##### TASK INPUT #####

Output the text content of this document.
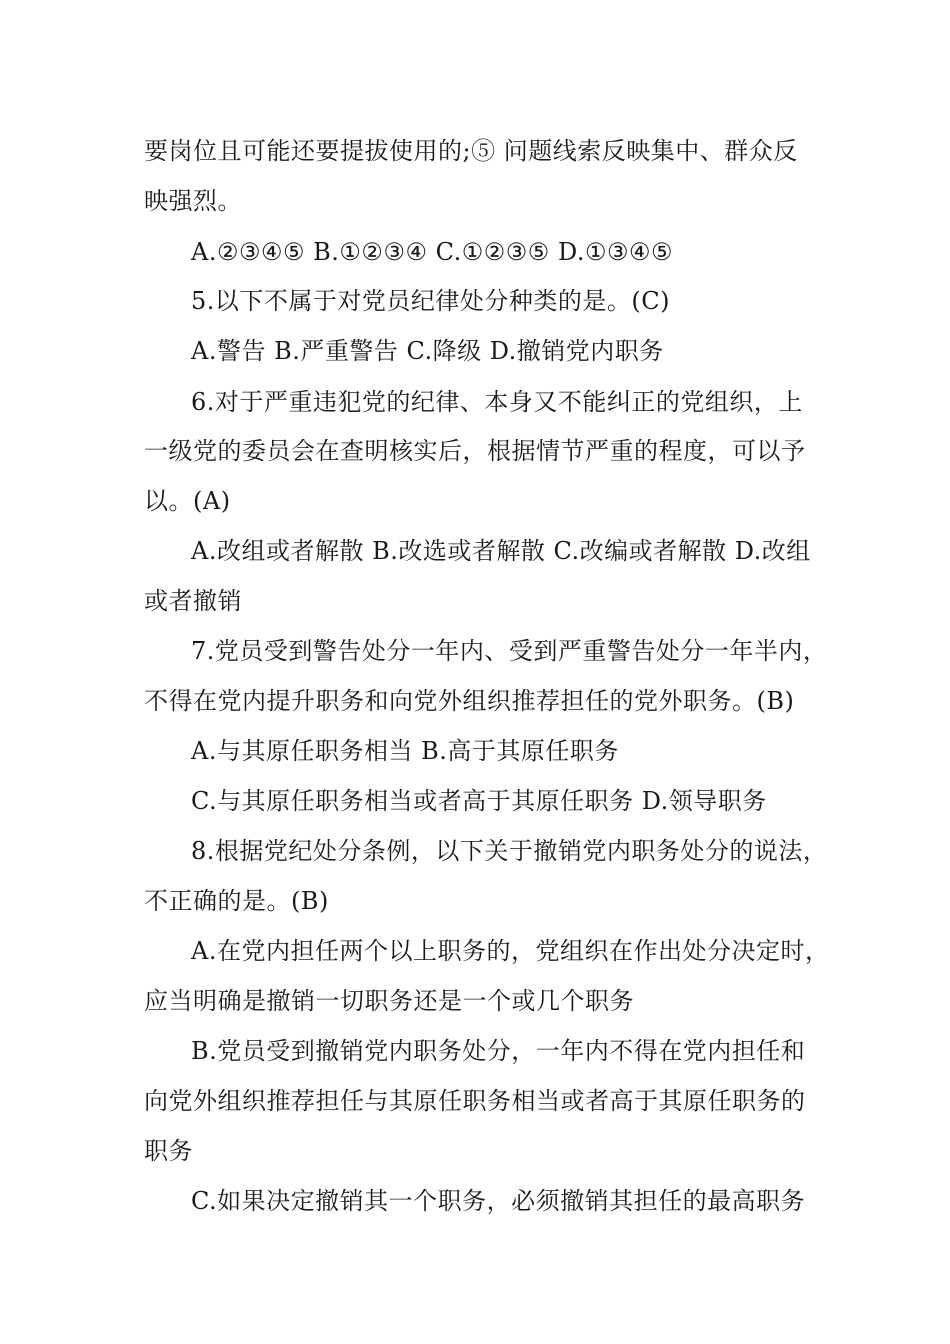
要岗位且可能还要提拔使用的;⑤ 问题线索反映集中、群众反
映强烈。
A.②③④⑤ B.①②③④ C.①②③⑤ D.①③④⑤
5.以下不属于对党员纪律处分种类的是。(C)
A.警告 B.严重警告 C.降级 D.撤销党内职务
6.对于严重违犯党的纪律、本身又不能纠正的党组织，上
一级党的委员会在查明核实后，根据情节严重的程度，可以予
以。(A)
A.改组或者解散 B.改选或者解散 C.改编或者解散 D.改组
或者撤销
7.党员受到警告处分一年内、受到严重警告处分一年半内，
不得在党内提升职务和向党外组织推荐担任的党外职务。(B)
A.与其原任职务相当 B.高于其原任职务
C.与其原任职务相当或者高于其原任职务 D.领导职务
8.根据党纪处分条例，以下关于撤销党内职务处分的说法，
不正确的是。(B)
A.在党内担任两个以上职务的，党组织在作出处分决定时，
应当明确是撤销一切职务还是一个或几个职务
B.党员受到撤销党内职务处分，一年内不得在党内担任和
向党外组织推荐担任与其原任职务相当或者高于其原任职务的
职务
C.如果决定撤销其一个职务，必须撤销其担任的最高职务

#####

--- PROBLEM DESCRIPTION ---
Without the pictures, print the whole listing exactly as given.

--- EXERCISE ANSWER ---
Output the text content of this document.
要岗位且可能还要提拔使用的;⑤ 问题线索反映集中、群众反
映强烈。
A.②③④⑤ B.①②③④ C.①②③⑤ D.①③④⑤
5.以下不属于对党员纪律处分种类的是。(C)
A.警告 B.严重警告 C.降级 D.撤销党内职务
6.对于严重违犯党的纪律、本身又不能纠正的党组织，上
一级党的委员会在查明核实后，根据情节严重的程度，可以予
以。(A)
A.改组或者解散 B.改选或者解散 C.改编或者解散 D.改组
或者撤销
7.党员受到警告处分一年内、受到严重警告处分一年半内，
不得在党内提升职务和向党外组织推荐担任的党外职务。(B)
A.与其原任职务相当 B.高于其原任职务
C.与其原任职务相当或者高于其原任职务 D.领导职务
8.根据党纪处分条例，以下关于撤销党内职务处分的说法，
不正确的是。(B)
A.在党内担任两个以上职务的，党组织在作出处分决定时，
应当明确是撤销一切职务还是一个或几个职务
B.党员受到撤销党内职务处分，一年内不得在党内担任和
向党外组织推荐担任与其原任职务相当或者高于其原任职务的
职务
C.如果决定撤销其一个职务，必须撤销其担任的最高职务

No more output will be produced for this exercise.